::: Dataset rows :::

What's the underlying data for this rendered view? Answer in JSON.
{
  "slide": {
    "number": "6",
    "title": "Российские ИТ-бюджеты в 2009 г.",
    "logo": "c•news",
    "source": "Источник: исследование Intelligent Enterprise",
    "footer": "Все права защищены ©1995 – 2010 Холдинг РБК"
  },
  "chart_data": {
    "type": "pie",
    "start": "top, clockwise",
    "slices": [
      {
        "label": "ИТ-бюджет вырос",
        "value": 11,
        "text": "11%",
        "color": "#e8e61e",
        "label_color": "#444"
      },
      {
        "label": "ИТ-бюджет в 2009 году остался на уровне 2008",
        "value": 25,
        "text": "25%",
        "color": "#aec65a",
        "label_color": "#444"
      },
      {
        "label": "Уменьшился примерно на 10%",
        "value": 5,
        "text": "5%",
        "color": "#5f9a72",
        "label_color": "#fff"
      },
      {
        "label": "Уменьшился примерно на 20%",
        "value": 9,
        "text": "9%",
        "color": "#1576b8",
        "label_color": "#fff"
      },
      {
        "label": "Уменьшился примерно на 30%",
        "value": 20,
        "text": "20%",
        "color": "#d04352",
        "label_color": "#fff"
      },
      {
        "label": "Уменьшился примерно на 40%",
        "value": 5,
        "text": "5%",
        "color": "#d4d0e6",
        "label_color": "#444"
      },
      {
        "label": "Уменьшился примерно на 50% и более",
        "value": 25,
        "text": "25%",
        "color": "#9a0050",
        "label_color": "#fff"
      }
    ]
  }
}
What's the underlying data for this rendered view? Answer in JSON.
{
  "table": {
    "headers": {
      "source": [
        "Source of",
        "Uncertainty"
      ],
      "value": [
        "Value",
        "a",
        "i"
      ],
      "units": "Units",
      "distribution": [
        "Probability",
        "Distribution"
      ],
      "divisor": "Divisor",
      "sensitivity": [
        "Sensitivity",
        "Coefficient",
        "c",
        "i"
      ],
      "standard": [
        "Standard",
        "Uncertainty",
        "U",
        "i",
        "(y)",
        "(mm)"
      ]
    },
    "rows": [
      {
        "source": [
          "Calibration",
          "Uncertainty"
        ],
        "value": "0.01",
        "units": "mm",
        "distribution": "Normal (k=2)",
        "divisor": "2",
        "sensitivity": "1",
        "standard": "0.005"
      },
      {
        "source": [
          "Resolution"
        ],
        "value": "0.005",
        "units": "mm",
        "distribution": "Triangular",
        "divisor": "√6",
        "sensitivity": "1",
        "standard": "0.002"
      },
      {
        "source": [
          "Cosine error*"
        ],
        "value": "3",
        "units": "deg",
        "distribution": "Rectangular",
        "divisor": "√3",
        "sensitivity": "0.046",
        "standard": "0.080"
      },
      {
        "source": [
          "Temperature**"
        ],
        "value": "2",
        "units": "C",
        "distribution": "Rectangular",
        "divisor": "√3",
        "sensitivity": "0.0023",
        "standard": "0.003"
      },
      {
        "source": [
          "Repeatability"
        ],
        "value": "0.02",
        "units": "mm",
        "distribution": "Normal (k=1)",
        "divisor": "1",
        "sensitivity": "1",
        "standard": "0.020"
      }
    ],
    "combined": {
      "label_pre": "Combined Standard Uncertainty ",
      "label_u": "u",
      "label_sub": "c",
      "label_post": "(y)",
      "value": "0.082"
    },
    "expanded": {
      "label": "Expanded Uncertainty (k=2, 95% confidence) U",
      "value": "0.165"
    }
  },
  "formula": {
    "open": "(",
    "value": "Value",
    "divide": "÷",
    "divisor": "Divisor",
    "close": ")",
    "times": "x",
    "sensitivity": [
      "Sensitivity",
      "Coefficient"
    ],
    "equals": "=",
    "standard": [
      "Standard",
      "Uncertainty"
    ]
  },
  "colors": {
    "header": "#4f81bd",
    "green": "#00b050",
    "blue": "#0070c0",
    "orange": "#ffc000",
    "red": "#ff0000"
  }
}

:::

Stated goal - Retype the records that precede this task, keeping them exactly the same.

Written answer -
What's the underlying data for this rendered view? Answer in JSON.
{
  "slide": {
    "number": "6",
    "title": "Российские ИТ-бюджеты в 2009 г.",
    "logo": "c•news",
    "source": "Источник: исследование Intelligent Enterprise",
    "footer": "Все права защищены ©1995 – 2010 Холдинг РБК"
  },
  "chart_data": {
    "type": "pie",
    "start": "top, clockwise",
    "slices": [
      {
        "label": "ИТ-бюджет вырос",
        "value": 11,
        "text": "11%",
        "color": "#e8e61e",
        "label_color": "#444"
      },
      {
        "label": "ИТ-бюджет в 2009 году остался на уровне 2008",
        "value": 25,
        "text": "25%",
        "color": "#aec65a",
        "label_color": "#444"
      },
      {
        "label": "Уменьшился примерно на 10%",
        "value": 5,
        "text": "5%",
        "color": "#5f9a72",
        "label_color": "#fff"
      },
      {
        "label": "Уменьшился примерно на 20%",
        "value": 9,
        "text": "9%",
        "color": "#1576b8",
        "label_color": "#fff"
      },
      {
        "label": "Уменьшился примерно на 30%",
        "value": 20,
        "text": "20%",
        "color": "#d04352",
        "label_color": "#fff"
      },
      {
        "label": "Уменьшился примерно на 40%",
        "value": 5,
        "text": "5%",
        "color": "#d4d0e6",
        "label_color": "#444"
      },
      {
        "label": "Уменьшился примерно на 50% и более",
        "value": 25,
        "text": "25%",
        "color": "#9a0050",
        "label_color": "#fff"
      }
    ]
  }
}
What's the underlying data for this rendered view? Answer in JSON.
{
  "table": {
    "headers": {
      "source": [
        "Source of",
        "Uncertainty"
      ],
      "value": [
        "Value",
        "a",
        "i"
      ],
      "units": "Units",
      "distribution": [
        "Probability",
        "Distribution"
      ],
      "divisor": "Divisor",
      "sensitivity": [
        "Sensitivity",
        "Coefficient",
        "c",
        "i"
      ],
      "standard": [
        "Standard",
        "Uncertainty",
        "U",
        "i",
        "(y)",
        "(mm)"
      ]
    },
    "rows": [
      {
        "source": [
          "Calibration",
          "Uncertainty"
        ],
        "value": "0.01",
        "units": "mm",
        "distribution": "Normal (k=2)",
        "divisor": "2",
        "sensitivity": "1",
        "standard": "0.005"
      },
      {
        "source": [
          "Resolution"
        ],
        "value": "0.005",
        "units": "mm",
        "distribution": "Triangular",
        "divisor": "√6",
        "sensitivity": "1",
        "standard": "0.002"
      },
      {
        "source": [
          "Cosine error*"
        ],
        "value": "3",
        "units": "deg",
        "distribution": "Rectangular",
        "divisor": "√3",
        "sensitivity": "0.046",
        "standard": "0.080"
      },
      {
        "source": [
          "Temperature**"
        ],
        "value": "2",
        "units": "C",
        "distribution": "Rectangular",
        "divisor": "√3",
        "sensitivity": "0.0023",
        "standard": "0.003"
      },
      {
        "source": [
          "Repeatability"
        ],
        "value": "0.02",
        "units": "mm",
        "distribution": "Normal (k=1)",
        "divisor": "1",
        "sensitivity": "1",
        "standard": "0.020"
      }
    ],
    "combined": {
      "label_pre": "Combined Standard Uncertainty ",
      "label_u": "u",
      "label_sub": "c",
      "label_post": "(y)",
      "value": "0.082"
    },
    "expanded": {
      "label": "Expanded Uncertainty (k=2, 95% confidence) U",
      "value": "0.165"
    }
  },
  "formula": {
    "open": "(",
    "value": "Value",
    "divide": "÷",
    "divisor": "Divisor",
    "close": ")",
    "times": "x",
    "sensitivity": [
      "Sensitivity",
      "Coefficient"
    ],
    "equals": "=",
    "standard": [
      "Standard",
      "Uncertainty"
    ]
  },
  "colors": {
    "header": "#4f81bd",
    "green": "#00b050",
    "blue": "#0070c0",
    "orange": "#ffc000",
    "red": "#ff0000"
  }
}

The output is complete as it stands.